Required task
Copy every line from the data below in which the string "просто" can be found.
begin Extracted data
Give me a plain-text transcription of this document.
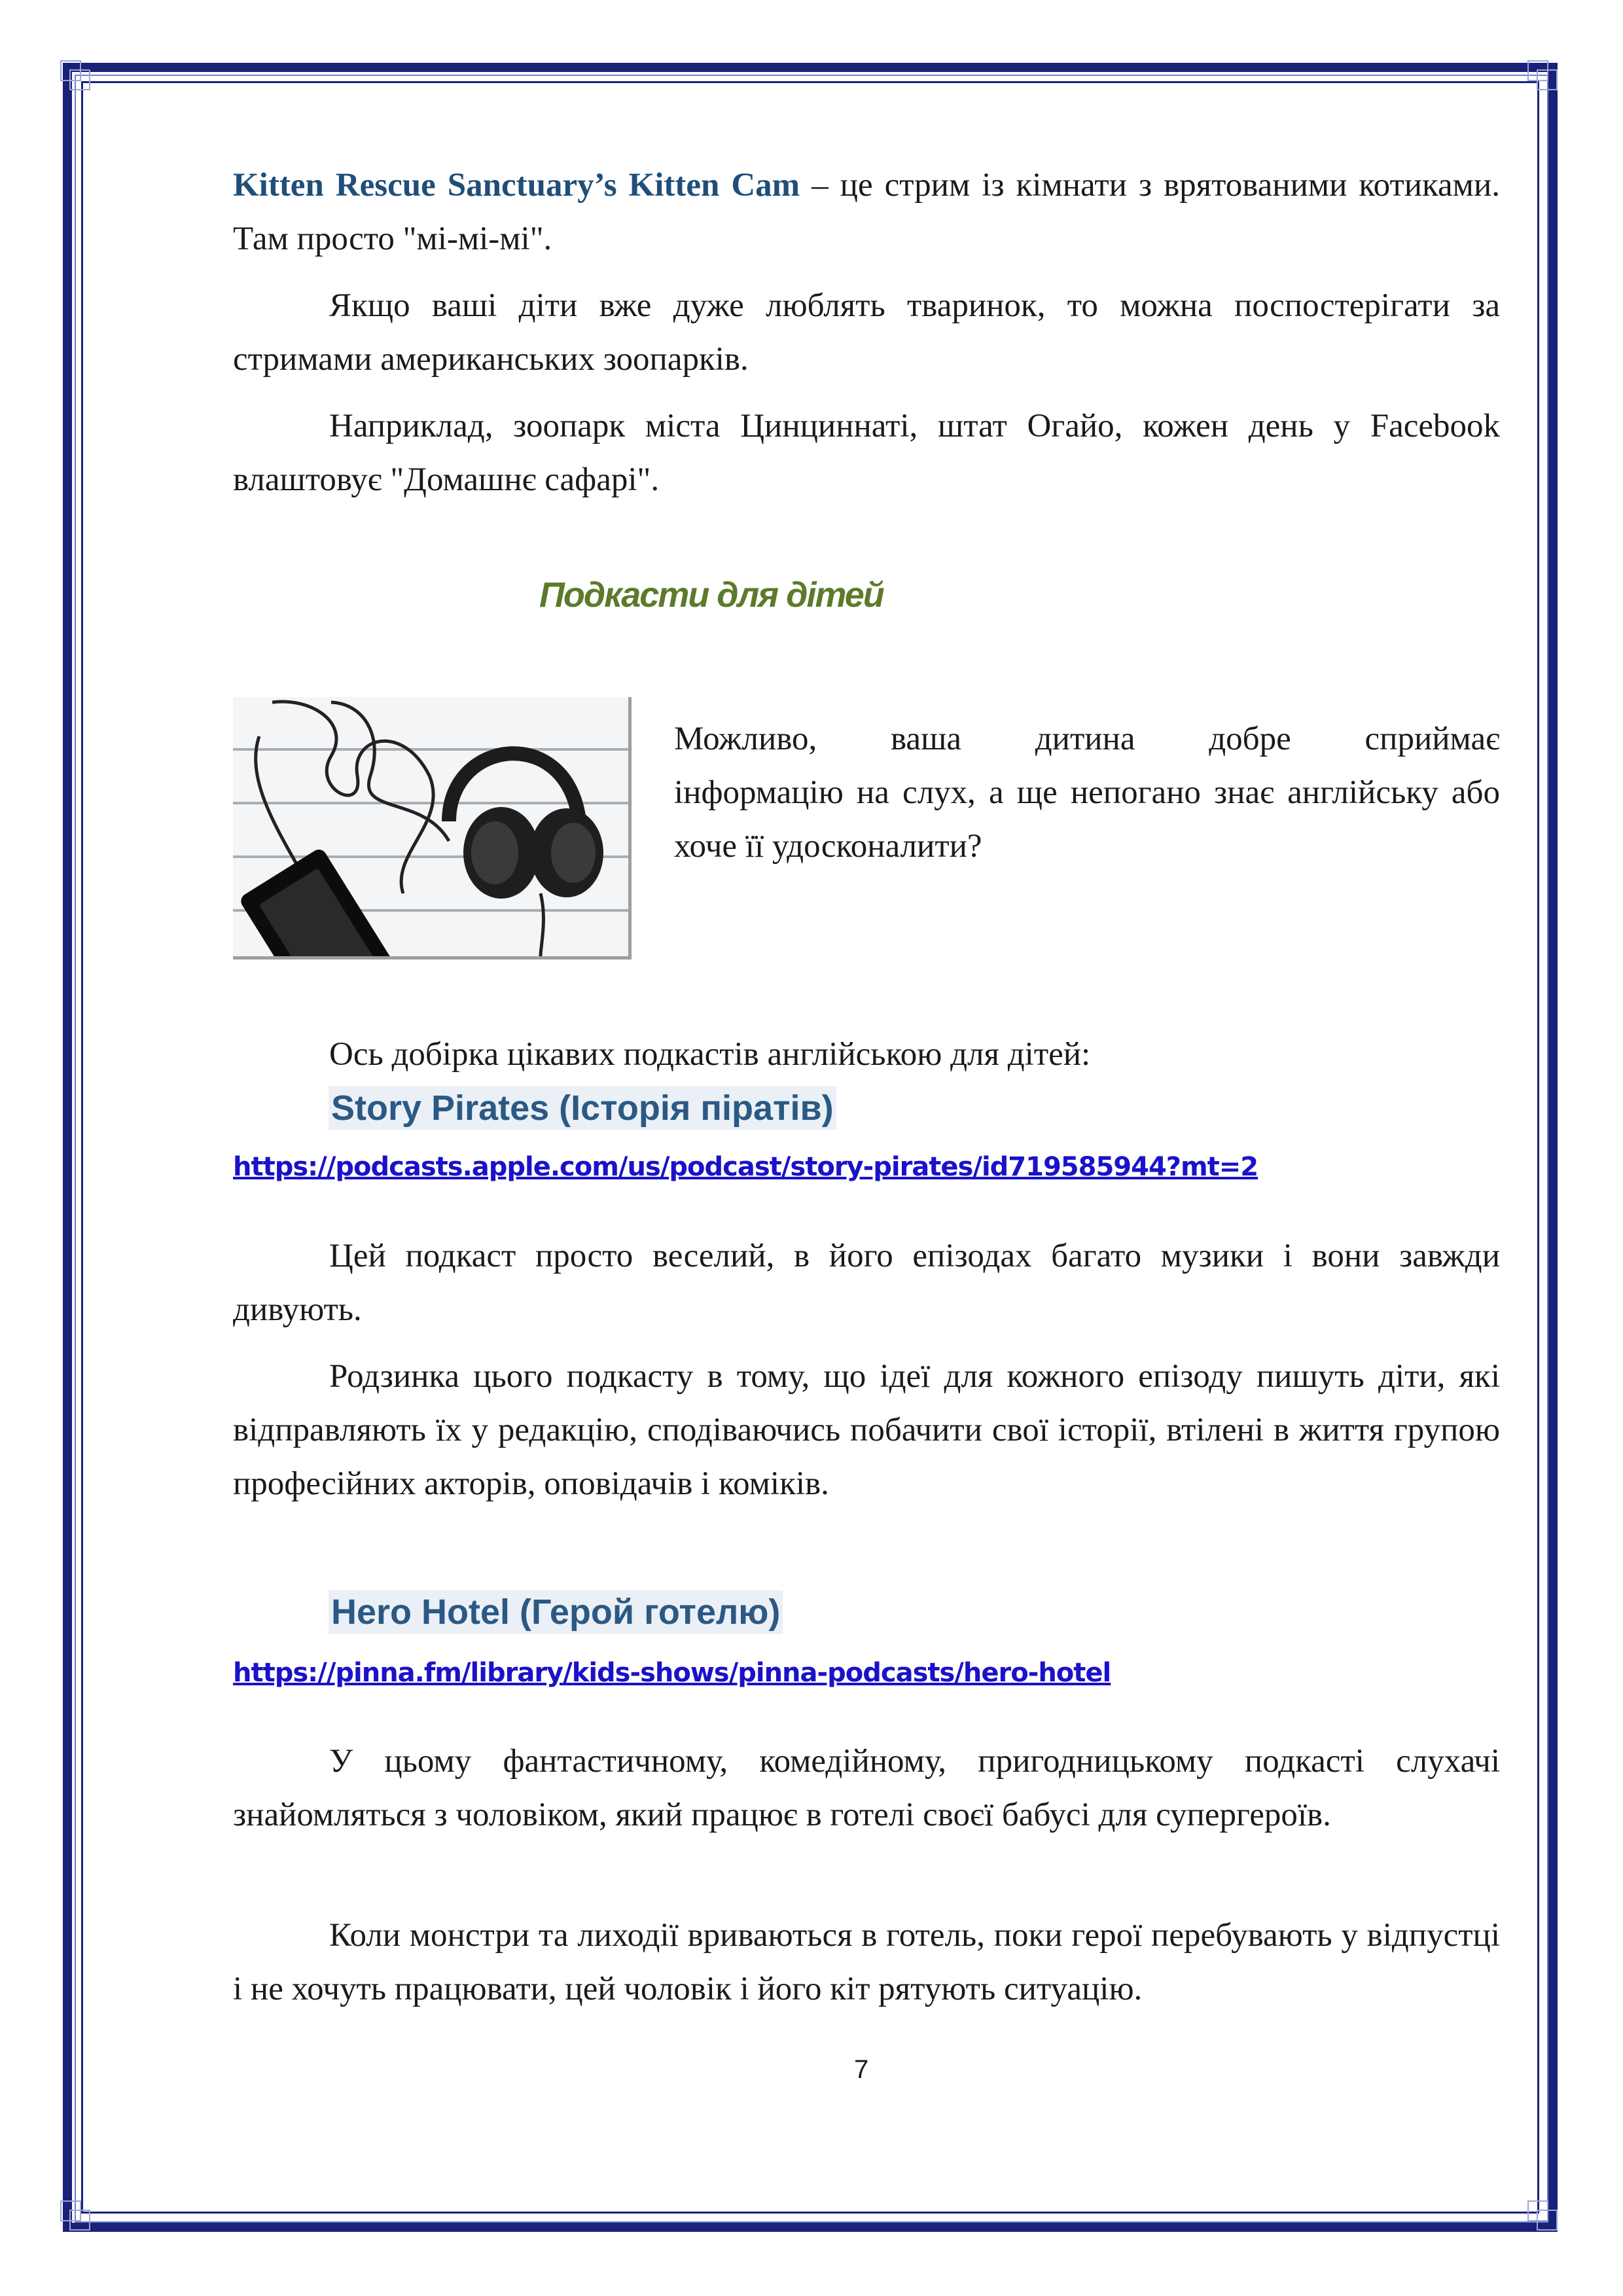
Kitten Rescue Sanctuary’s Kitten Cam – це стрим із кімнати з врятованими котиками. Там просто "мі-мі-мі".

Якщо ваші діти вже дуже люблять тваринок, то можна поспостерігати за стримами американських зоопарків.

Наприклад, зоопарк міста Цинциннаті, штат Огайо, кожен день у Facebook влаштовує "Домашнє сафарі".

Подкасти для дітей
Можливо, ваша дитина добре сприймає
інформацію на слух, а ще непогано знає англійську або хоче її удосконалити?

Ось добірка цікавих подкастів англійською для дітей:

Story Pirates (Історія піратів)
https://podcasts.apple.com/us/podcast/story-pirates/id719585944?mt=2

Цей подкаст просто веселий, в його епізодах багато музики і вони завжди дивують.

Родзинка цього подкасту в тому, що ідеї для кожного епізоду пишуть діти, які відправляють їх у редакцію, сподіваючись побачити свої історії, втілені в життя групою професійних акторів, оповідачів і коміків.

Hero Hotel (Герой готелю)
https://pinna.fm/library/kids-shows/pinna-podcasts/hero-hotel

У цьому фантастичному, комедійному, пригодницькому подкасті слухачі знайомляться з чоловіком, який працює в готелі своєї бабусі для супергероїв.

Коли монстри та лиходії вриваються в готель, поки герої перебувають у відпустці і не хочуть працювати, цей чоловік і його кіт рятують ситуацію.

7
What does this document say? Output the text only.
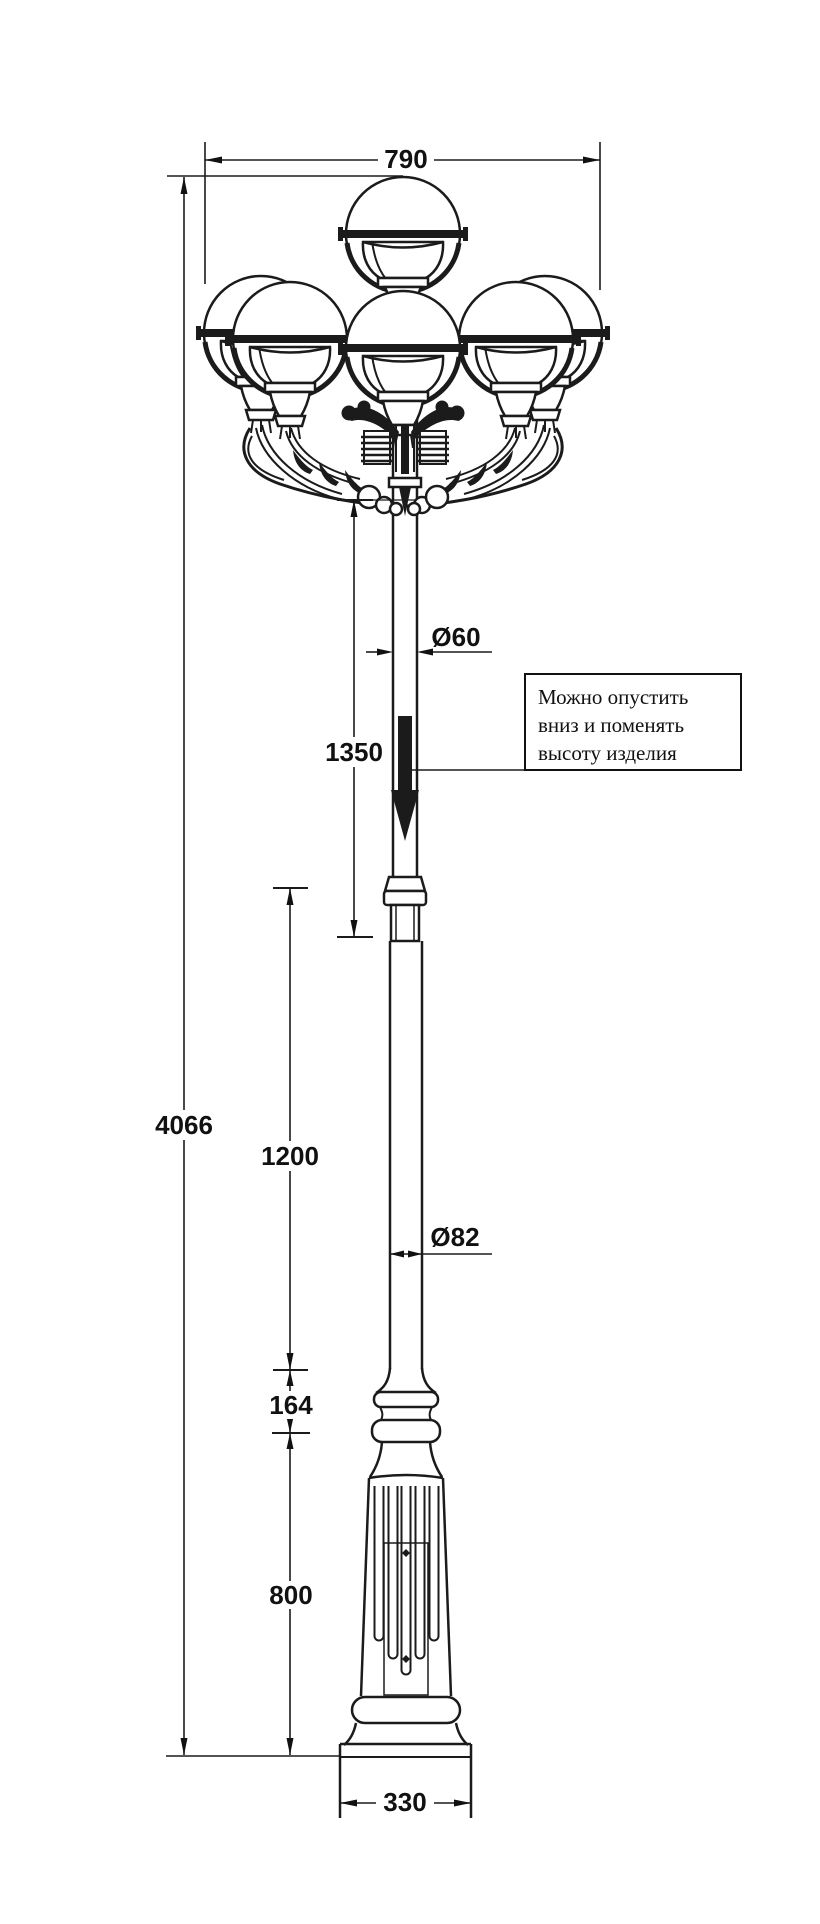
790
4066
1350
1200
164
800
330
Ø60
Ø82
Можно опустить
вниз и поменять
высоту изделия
end Extracted data
Solution for this problem
Kitten Rescue Sanctuary’s Kitten Cam – це стрим із кімнати з врятованими котиками. Там просто "мі-мі-мі".
Цей подкаст просто веселий, в його епізодах багато музики і вони завжди дивують.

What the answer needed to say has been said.